__Exercise directions__: Collect the lines of the entries where "жағдаяттардың" shows up.
##############################
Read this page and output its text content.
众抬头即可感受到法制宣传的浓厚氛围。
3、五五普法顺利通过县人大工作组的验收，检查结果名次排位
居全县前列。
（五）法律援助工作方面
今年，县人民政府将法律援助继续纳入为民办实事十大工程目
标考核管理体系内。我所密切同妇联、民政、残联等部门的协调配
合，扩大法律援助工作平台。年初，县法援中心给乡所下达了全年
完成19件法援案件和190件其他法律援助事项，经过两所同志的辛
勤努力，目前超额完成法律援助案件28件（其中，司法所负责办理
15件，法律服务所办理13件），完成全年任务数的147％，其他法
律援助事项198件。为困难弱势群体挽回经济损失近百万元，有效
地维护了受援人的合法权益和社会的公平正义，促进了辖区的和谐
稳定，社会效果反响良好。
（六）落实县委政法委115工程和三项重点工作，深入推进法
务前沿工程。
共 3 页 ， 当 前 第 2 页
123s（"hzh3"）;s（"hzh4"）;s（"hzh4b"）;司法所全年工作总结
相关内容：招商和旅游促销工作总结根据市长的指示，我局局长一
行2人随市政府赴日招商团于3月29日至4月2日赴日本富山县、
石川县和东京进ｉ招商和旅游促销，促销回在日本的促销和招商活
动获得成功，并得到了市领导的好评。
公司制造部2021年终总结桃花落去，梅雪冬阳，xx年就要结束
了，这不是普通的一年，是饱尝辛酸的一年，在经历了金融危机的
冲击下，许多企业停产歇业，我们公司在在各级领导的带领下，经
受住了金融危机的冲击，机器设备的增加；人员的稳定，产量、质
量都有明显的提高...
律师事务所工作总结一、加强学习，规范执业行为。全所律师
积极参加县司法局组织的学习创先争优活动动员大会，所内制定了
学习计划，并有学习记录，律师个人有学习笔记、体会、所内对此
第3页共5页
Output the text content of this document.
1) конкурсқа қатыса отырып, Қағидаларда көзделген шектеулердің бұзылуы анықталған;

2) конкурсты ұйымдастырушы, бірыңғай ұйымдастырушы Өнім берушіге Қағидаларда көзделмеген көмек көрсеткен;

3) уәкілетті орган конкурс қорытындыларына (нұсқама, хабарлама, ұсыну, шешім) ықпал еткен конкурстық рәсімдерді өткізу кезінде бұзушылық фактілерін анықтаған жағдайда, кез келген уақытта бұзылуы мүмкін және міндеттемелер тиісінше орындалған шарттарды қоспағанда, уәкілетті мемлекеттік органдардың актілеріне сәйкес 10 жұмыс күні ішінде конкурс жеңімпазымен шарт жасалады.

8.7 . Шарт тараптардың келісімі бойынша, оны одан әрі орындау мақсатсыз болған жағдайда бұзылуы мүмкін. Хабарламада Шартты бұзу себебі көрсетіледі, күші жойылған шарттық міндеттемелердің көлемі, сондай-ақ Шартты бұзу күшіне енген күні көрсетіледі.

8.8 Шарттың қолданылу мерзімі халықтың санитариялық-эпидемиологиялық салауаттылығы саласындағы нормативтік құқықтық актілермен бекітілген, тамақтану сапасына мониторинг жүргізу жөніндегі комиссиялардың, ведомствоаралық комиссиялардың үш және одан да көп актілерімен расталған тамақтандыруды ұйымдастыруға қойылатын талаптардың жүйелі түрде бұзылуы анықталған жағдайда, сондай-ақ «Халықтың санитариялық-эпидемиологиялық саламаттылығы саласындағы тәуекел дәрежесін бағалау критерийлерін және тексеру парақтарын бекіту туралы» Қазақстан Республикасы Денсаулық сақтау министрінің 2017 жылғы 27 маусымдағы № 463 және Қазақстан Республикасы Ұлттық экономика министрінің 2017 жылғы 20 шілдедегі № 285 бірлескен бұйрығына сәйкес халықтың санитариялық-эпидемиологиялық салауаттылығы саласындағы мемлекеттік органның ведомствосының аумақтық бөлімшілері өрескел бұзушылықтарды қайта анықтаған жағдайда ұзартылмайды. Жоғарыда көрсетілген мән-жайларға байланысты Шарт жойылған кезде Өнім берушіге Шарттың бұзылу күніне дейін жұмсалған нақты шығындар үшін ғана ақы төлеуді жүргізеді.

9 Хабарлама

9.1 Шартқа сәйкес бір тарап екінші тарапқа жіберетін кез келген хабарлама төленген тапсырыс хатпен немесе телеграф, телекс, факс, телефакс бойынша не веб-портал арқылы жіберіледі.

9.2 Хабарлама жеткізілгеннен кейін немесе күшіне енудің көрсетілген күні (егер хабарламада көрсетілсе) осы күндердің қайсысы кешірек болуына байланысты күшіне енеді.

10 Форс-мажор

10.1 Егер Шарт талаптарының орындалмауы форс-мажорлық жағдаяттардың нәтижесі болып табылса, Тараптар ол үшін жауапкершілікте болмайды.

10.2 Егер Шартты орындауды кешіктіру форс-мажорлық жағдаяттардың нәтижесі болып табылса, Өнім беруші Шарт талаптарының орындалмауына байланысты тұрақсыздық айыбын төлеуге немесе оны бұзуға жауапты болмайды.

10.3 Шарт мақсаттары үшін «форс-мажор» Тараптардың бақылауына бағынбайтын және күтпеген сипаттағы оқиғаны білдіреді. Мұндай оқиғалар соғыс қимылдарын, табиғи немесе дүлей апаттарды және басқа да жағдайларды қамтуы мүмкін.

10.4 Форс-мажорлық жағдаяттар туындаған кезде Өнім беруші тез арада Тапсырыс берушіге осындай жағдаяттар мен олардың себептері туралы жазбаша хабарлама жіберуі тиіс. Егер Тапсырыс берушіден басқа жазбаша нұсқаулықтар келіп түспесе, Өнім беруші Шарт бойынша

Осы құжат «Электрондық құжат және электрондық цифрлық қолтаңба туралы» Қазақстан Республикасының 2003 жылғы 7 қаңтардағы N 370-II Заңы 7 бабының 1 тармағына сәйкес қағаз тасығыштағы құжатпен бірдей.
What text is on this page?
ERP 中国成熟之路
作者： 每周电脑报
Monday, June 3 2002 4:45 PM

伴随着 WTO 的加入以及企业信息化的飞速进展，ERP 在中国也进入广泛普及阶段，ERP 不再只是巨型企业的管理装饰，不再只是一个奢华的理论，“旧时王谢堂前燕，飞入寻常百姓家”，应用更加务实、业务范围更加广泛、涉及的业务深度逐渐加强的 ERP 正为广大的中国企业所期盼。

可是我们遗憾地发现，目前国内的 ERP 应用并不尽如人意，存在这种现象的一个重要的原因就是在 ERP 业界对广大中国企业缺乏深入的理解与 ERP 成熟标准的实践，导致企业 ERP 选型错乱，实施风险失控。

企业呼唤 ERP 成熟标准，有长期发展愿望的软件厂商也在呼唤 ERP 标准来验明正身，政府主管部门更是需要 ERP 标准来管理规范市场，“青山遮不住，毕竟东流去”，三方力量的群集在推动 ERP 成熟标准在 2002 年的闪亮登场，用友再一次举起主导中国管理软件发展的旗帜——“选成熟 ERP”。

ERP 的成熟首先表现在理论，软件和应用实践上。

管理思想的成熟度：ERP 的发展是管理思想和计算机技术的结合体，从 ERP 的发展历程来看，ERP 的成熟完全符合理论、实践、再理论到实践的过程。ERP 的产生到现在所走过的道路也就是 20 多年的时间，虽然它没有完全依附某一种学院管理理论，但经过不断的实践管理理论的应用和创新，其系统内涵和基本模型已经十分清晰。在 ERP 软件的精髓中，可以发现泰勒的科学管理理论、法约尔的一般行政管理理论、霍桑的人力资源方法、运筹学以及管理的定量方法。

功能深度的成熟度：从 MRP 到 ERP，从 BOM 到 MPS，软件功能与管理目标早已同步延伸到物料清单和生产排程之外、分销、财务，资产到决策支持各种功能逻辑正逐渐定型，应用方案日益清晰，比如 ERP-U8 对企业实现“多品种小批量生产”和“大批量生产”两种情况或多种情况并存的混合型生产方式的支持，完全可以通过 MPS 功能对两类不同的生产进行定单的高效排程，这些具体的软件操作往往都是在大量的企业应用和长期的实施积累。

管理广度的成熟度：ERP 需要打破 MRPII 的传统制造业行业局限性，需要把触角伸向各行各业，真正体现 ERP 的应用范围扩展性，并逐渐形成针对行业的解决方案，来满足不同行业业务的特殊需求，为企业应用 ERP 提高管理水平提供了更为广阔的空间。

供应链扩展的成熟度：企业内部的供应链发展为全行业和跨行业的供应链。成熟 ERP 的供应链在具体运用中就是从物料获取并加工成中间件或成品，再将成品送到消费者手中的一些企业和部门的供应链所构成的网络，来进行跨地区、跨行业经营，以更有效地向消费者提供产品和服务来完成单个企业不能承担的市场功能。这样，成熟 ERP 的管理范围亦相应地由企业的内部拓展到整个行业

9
##############################
__Exercise solution__:
10.1 Егер Шарт талаптарының орындалмауы форс-мажорлық жағдаяттардың нәтижесі болып табылса, Тараптар ол үшін жауапкершілікте болмайды.
10.2 Егер Шартты орындауды кешіктіру форс-мажорлық жағдаяттардың нәтижесі болып табылса, Өнім беруші Шарт талаптарының орындалмауына байланысты тұрақсыздық айыбын төлеуге немесе оны бұзуға жауапты болмайды.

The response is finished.